■ EXERCISE
Write out the data unchanged, from its first line through the line that contains "164, 1636, 1018]", including both of those lines.

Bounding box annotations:
==========
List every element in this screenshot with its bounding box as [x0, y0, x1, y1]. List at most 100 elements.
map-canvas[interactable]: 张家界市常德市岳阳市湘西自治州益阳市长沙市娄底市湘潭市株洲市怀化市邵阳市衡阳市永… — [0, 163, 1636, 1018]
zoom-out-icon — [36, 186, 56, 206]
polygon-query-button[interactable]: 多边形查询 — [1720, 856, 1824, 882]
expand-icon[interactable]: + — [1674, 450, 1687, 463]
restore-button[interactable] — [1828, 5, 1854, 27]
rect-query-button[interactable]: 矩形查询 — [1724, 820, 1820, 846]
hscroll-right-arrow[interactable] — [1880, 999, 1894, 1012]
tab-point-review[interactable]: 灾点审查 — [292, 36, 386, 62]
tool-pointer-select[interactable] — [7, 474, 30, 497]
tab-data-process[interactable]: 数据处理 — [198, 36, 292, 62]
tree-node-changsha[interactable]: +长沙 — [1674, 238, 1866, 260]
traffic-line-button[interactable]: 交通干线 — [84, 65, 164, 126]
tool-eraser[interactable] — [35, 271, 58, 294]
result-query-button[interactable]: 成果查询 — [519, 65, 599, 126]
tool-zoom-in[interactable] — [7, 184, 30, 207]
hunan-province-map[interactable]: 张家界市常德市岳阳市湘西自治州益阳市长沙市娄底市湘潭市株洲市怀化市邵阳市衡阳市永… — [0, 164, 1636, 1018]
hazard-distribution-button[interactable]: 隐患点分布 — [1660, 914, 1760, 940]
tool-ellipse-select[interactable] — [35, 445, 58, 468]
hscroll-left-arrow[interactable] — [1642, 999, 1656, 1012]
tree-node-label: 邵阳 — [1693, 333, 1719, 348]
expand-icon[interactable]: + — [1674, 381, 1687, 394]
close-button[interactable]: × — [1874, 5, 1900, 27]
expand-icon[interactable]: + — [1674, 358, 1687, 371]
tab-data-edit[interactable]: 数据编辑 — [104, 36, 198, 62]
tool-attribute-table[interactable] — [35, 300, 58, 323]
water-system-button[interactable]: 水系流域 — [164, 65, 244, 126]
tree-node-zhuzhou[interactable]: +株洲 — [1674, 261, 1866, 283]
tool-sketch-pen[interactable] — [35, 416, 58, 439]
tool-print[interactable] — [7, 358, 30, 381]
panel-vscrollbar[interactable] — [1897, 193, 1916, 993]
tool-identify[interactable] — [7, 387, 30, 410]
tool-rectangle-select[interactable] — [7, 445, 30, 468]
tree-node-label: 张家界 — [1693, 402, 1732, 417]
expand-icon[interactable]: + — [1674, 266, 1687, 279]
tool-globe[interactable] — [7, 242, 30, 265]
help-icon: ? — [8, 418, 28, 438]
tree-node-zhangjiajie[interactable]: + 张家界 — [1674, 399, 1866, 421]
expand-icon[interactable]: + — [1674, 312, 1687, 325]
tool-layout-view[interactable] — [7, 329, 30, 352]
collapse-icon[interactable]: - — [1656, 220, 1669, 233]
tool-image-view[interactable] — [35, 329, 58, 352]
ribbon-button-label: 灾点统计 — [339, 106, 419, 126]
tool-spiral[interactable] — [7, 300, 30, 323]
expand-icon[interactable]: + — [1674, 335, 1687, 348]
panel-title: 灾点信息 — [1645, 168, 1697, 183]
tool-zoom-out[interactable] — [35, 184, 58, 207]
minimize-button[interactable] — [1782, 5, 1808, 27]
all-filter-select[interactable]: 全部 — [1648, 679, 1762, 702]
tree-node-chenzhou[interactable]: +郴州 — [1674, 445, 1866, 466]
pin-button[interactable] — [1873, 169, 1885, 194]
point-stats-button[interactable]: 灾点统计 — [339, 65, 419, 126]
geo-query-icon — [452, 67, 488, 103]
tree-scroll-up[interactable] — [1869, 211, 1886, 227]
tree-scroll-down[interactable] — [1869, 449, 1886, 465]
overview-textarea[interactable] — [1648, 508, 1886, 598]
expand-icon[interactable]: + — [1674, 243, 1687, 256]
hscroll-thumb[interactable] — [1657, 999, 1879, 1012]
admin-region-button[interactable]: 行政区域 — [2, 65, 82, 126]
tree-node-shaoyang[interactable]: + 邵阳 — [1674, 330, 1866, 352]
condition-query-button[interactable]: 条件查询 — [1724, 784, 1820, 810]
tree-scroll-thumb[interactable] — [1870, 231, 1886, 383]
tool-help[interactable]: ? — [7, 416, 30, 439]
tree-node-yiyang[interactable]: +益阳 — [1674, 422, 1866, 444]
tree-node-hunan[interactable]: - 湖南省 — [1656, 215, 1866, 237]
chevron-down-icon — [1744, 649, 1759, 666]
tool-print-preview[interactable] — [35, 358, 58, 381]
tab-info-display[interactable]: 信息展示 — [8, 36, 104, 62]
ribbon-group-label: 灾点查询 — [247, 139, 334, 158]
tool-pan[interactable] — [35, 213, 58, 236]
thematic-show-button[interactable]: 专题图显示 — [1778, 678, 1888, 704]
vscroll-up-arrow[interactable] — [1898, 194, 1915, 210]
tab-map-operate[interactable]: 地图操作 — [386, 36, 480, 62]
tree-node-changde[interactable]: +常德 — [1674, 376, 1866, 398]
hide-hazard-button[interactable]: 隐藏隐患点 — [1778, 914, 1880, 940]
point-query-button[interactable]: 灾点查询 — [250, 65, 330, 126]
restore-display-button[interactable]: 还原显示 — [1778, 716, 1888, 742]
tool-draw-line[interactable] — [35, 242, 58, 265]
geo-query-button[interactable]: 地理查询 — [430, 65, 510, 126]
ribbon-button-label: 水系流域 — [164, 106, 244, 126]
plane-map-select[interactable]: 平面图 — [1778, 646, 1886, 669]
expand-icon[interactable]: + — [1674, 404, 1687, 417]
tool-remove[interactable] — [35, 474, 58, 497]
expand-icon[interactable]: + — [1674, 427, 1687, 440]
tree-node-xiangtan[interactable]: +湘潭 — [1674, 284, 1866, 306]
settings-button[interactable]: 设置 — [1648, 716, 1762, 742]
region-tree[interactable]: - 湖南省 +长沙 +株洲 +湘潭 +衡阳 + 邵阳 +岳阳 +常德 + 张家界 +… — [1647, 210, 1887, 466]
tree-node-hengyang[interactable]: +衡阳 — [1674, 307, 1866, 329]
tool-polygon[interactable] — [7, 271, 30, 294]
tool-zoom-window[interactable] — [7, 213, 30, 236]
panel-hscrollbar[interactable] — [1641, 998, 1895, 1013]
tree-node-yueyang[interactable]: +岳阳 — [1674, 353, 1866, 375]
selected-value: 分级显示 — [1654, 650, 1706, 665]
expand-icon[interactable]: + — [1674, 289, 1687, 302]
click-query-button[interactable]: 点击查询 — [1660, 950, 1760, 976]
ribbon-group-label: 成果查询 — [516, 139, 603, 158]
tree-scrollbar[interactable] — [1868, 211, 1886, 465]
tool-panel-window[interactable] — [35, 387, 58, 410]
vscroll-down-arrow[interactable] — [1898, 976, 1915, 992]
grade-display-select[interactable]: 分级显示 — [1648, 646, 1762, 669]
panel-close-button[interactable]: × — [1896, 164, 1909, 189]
==========
■ ANSWER TO THE TASK
List every element in this screenshot with its bounding box as [x0, y0, x1, y1]. List at most 100 elements.
map-canvas[interactable]: 张家界市常德市岳阳市湘西自治州益阳市长沙市娄底市湘潭市株洲市怀化市邵阳市衡阳市永… — [0, 163, 1636, 1018]
zoom-out-icon — [36, 186, 56, 206]
polygon-query-button[interactable]: 多边形查询 — [1720, 856, 1824, 882]
expand-icon[interactable]: + — [1674, 450, 1687, 463]
restore-button[interactable] — [1828, 5, 1854, 27]
rect-query-button[interactable]: 矩形查询 — [1724, 820, 1820, 846]
hscroll-right-arrow[interactable] — [1880, 999, 1894, 1012]
tab-point-review[interactable]: 灾点审查 — [292, 36, 386, 62]
tool-pointer-select[interactable] — [7, 474, 30, 497]
tab-data-process[interactable]: 数据处理 — [198, 36, 292, 62]
tree-node-changsha[interactable]: +长沙 — [1674, 238, 1866, 260]
traffic-line-button[interactable]: 交通干线 — [84, 65, 164, 126]
tool-eraser[interactable] — [35, 271, 58, 294]
result-query-button[interactable]: 成果查询 — [519, 65, 599, 126]
tool-zoom-in[interactable] — [7, 184, 30, 207]
hunan-province-map[interactable]: 张家界市常德市岳阳市湘西自治州益阳市长沙市娄底市湘潭市株洲市怀化市邵阳市衡阳市永… — [0, 164, 1636, 1018]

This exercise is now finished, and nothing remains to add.